▸ EXERCISE
Make an exact copy of all the records.

(Stored items)

┄┄┄┄┄┄┄┄┄┄

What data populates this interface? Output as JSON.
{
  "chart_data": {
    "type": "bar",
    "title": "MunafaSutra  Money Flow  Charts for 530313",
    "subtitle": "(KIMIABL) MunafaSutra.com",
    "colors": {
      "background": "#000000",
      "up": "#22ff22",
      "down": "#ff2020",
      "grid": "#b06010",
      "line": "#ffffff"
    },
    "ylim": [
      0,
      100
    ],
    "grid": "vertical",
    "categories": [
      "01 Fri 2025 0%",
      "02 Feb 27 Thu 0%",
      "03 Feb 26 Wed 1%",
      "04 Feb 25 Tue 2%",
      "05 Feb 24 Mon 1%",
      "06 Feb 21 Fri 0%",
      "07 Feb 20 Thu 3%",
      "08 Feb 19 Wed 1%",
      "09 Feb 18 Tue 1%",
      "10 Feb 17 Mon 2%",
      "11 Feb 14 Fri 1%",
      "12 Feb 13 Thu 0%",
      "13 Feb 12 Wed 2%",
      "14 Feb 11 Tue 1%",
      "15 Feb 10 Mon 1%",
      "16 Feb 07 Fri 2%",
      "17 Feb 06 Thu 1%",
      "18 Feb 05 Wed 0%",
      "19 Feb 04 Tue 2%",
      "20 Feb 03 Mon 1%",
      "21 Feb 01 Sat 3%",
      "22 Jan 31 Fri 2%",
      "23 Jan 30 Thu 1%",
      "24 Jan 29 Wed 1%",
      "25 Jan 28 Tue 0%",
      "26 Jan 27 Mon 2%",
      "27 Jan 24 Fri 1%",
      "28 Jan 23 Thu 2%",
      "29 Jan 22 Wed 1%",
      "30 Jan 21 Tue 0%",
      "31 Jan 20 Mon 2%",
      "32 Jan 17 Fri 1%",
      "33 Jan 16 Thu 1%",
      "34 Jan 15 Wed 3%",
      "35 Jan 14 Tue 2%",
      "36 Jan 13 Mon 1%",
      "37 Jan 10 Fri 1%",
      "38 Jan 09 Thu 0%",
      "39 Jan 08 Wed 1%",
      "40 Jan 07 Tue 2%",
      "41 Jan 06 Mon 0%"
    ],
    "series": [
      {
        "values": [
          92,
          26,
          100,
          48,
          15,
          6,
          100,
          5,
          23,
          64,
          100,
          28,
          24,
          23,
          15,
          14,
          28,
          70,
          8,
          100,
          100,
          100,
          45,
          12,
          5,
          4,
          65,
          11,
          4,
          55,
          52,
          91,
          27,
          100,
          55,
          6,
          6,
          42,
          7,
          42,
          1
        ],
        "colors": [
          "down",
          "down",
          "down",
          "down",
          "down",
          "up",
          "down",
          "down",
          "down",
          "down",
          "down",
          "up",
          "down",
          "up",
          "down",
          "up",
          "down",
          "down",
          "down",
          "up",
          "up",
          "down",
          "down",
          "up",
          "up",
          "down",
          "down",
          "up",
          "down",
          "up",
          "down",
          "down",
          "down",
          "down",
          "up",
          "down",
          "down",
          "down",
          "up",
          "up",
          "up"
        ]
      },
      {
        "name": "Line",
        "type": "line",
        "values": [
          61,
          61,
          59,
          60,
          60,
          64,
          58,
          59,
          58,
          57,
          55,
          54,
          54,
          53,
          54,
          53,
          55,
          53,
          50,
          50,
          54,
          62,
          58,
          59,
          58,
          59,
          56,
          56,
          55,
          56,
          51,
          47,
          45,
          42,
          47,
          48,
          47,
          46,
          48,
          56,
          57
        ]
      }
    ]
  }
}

┄┄┄┄┄┄┄┄┄┄

▸ WRITTEN ANSWER
What data populates this interface? Output as JSON.
{
  "chart_data": {
    "type": "bar",
    "title": "MunafaSutra  Money Flow  Charts for 530313",
    "subtitle": "(KIMIABL) MunafaSutra.com",
    "colors": {
      "background": "#000000",
      "up": "#22ff22",
      "down": "#ff2020",
      "grid": "#b06010",
      "line": "#ffffff"
    },
    "ylim": [
      0,
      100
    ],
    "grid": "vertical",
    "categories": [
      "01 Fri 2025 0%",
      "02 Feb 27 Thu 0%",
      "03 Feb 26 Wed 1%",
      "04 Feb 25 Tue 2%",
      "05 Feb 24 Mon 1%",
      "06 Feb 21 Fri 0%",
      "07 Feb 20 Thu 3%",
      "08 Feb 19 Wed 1%",
      "09 Feb 18 Tue 1%",
      "10 Feb 17 Mon 2%",
      "11 Feb 14 Fri 1%",
      "12 Feb 13 Thu 0%",
      "13 Feb 12 Wed 2%",
      "14 Feb 11 Tue 1%",
      "15 Feb 10 Mon 1%",
      "16 Feb 07 Fri 2%",
      "17 Feb 06 Thu 1%",
      "18 Feb 05 Wed 0%",
      "19 Feb 04 Tue 2%",
      "20 Feb 03 Mon 1%",
      "21 Feb 01 Sat 3%",
      "22 Jan 31 Fri 2%",
      "23 Jan 30 Thu 1%",
      "24 Jan 29 Wed 1%",
      "25 Jan 28 Tue 0%",
      "26 Jan 27 Mon 2%",
      "27 Jan 24 Fri 1%",
      "28 Jan 23 Thu 2%",
      "29 Jan 22 Wed 1%",
      "30 Jan 21 Tue 0%",
      "31 Jan 20 Mon 2%",
      "32 Jan 17 Fri 1%",
      "33 Jan 16 Thu 1%",
      "34 Jan 15 Wed 3%",
      "35 Jan 14 Tue 2%",
      "36 Jan 13 Mon 1%",
      "37 Jan 10 Fri 1%",
      "38 Jan 09 Thu 0%",
      "39 Jan 08 Wed 1%",
      "40 Jan 07 Tue 2%",
      "41 Jan 06 Mon 0%"
    ],
    "series": [
      {
        "values": [
          92,
          26,
          100,
          48,
          15,
          6,
          100,
          5,
          23,
          64,
          100,
          28,
          24,
          23,
          15,
          14,
          28,
          70,
          8,
          100,
          100,
          100,
          45,
          12,
          5,
          4,
          65,
          11,
          4,
          55,
          52,
          91,
          27,
          100,
          55,
          6,
          6,
          42,
          7,
          42,
          1
        ],
        "colors": [
          "down",
          "down",
          "down",
          "down",
          "down",
          "up",
          "down",
          "down",
          "down",
          "down",
          "down",
          "up",
          "down",
          "up",
          "down",
          "up",
          "down",
          "down",
          "down",
          "up",
          "up",
          "down",
          "down",
          "up",
          "up",
          "down",
          "down",
          "up",
          "down",
          "up",
          "down",
          "down",
          "down",
          "down",
          "up",
          "down",
          "down",
          "down",
          "up",
          "up",
          "up"
        ]
      },
      {
        "name": "Line",
        "type": "line",
        "values": [
          61,
          61,
          59,
          60,
          60,
          64,
          58,
          59,
          58,
          57,
          55,
          54,
          54,
          53,
          54,
          53,
          55,
          53,
          50,
          50,
          54,
          62,
          58,
          59,
          58,
          59,
          56,
          56,
          55,
          56,
          51,
          47,
          45,
          42,
          47,
          48,
          47,
          46,
          48,
          56,
          57
        ]
      }
    ]
  }
}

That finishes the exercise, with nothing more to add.